■ **Set exercise**: Your task is to repeat the entries word for word while leaving out the pictures.

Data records
"""

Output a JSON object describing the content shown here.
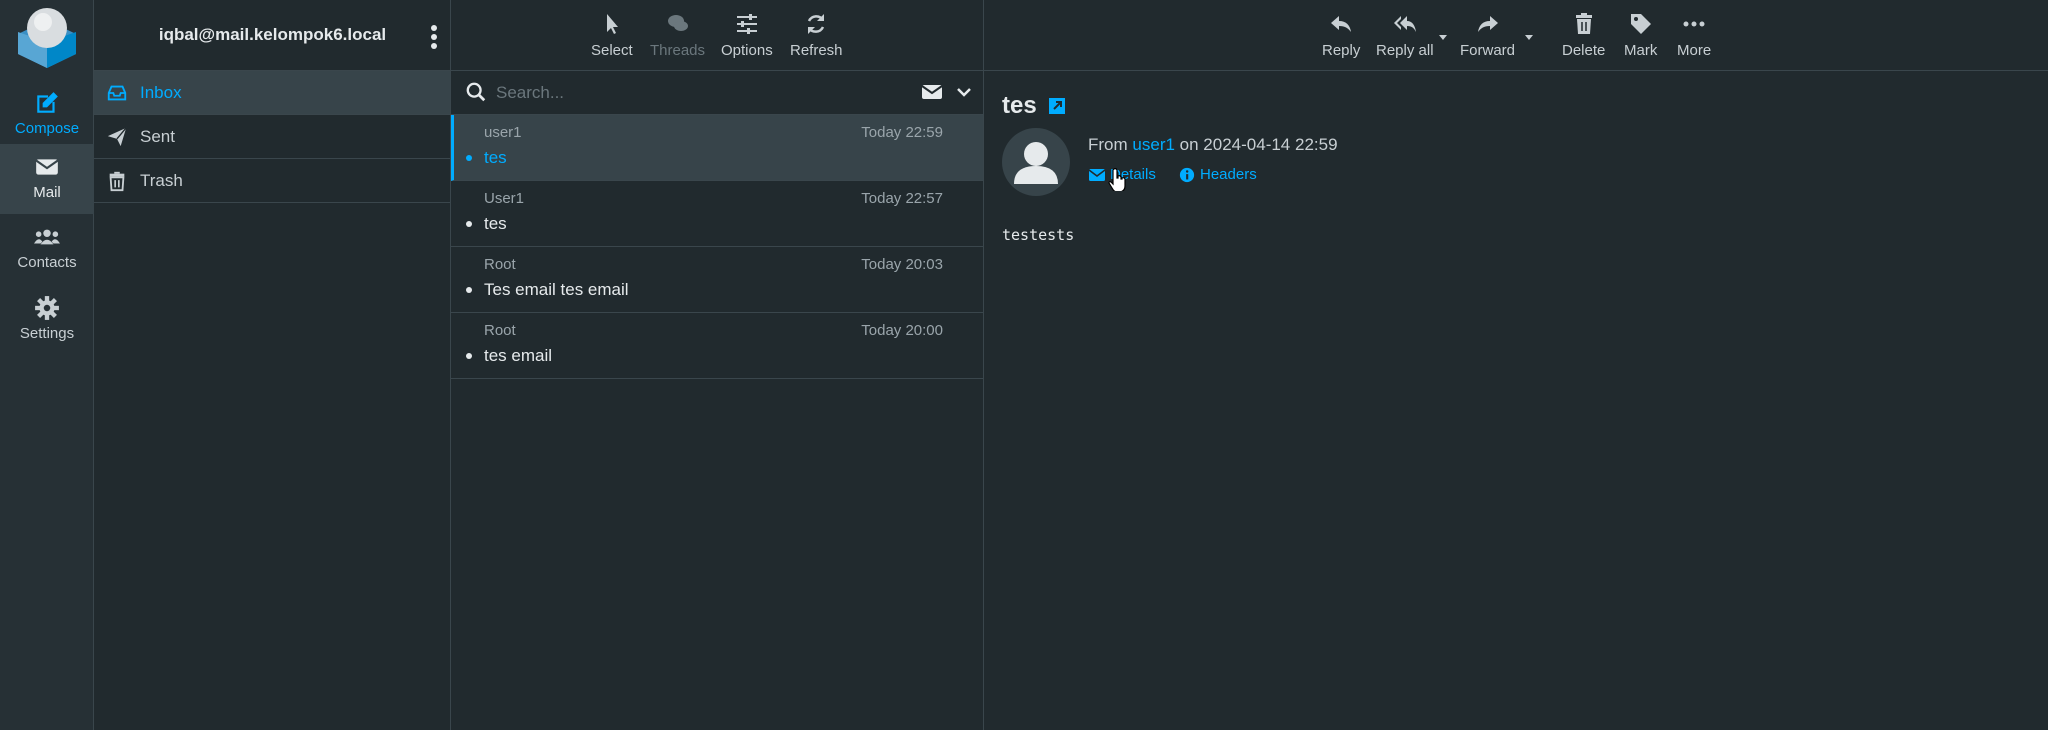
{
  "rail": {
    "compose": "Compose",
    "mail": "Mail",
    "contacts": "Contacts",
    "settings": "Settings"
  },
  "folders": {
    "account": "iqbal@mail.kelompok6.local",
    "items": [
      {
        "name": "Inbox",
        "icon": "inbox-icon",
        "active": true
      },
      {
        "name": "Sent",
        "icon": "paper-plane-icon"
      },
      {
        "name": "Trash",
        "icon": "trash-icon"
      }
    ]
  },
  "list_toolbar": {
    "select": "Select",
    "threads": "Threads",
    "options": "Options",
    "refresh": "Refresh"
  },
  "search": {
    "placeholder": "Search..."
  },
  "messages": [
    {
      "from": "user1",
      "time": "Today 22:59",
      "subject": "tes",
      "selected": true
    },
    {
      "from": "User1",
      "time": "Today 22:57",
      "subject": "tes"
    },
    {
      "from": "Root",
      "time": "Today 20:03",
      "subject": "Tes email tes email"
    },
    {
      "from": "Root",
      "time": "Today 20:00",
      "subject": "tes email"
    }
  ],
  "reader_toolbar": {
    "reply": "Reply",
    "reply_all": "Reply all",
    "forward": "Forward",
    "delete": "Delete",
    "mark": "Mark",
    "more": "More"
  },
  "message": {
    "subject": "tes",
    "from_prefix": "From",
    "from_user": "user1",
    "date_text": "on 2024-04-14 22:59",
    "details_label": "Details",
    "headers_label": "Headers",
    "body": "testests"
  },
  "colors": {
    "accent": "#00acff",
    "background": "#212a2e",
    "panel_active": "#37444a"
  }
}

"""

■ **Task solution**:
Output a JSON object describing the content shown here.
{
  "rail": {
    "compose": "Compose",
    "mail": "Mail",
    "contacts": "Contacts",
    "settings": "Settings"
  },
  "folders": {
    "account": "iqbal@mail.kelompok6.local",
    "items": [
      {
        "name": "Inbox",
        "icon": "inbox-icon",
        "active": true
      },
      {
        "name": "Sent",
        "icon": "paper-plane-icon"
      },
      {
        "name": "Trash",
        "icon": "trash-icon"
      }
    ]
  },
  "list_toolbar": {
    "select": "Select",
    "threads": "Threads",
    "options": "Options",
    "refresh": "Refresh"
  },
  "search": {
    "placeholder": "Search..."
  },
  "messages": [
    {
      "from": "user1",
      "time": "Today 22:59",
      "subject": "tes",
      "selected": true
    },
    {
      "from": "User1",
      "time": "Today 22:57",
      "subject": "tes"
    },
    {
      "from": "Root",
      "time": "Today 20:03",
      "subject": "Tes email tes email"
    },
    {
      "from": "Root",
      "time": "Today 20:00",
      "subject": "tes email"
    }
  ],
  "reader_toolbar": {
    "reply": "Reply",
    "reply_all": "Reply all",
    "forward": "Forward",
    "delete": "Delete",
    "mark": "Mark",
    "more": "More"
  },
  "message": {
    "subject": "tes",
    "from_prefix": "From",
    "from_user": "user1",
    "date_text": "on 2024-04-14 22:59",
    "details_label": "Details",
    "headers_label": "Headers",
    "body": "testests"
  },
  "colors": {
    "accent": "#00acff",
    "background": "#212a2e",
    "panel_active": "#37444a"
  }
}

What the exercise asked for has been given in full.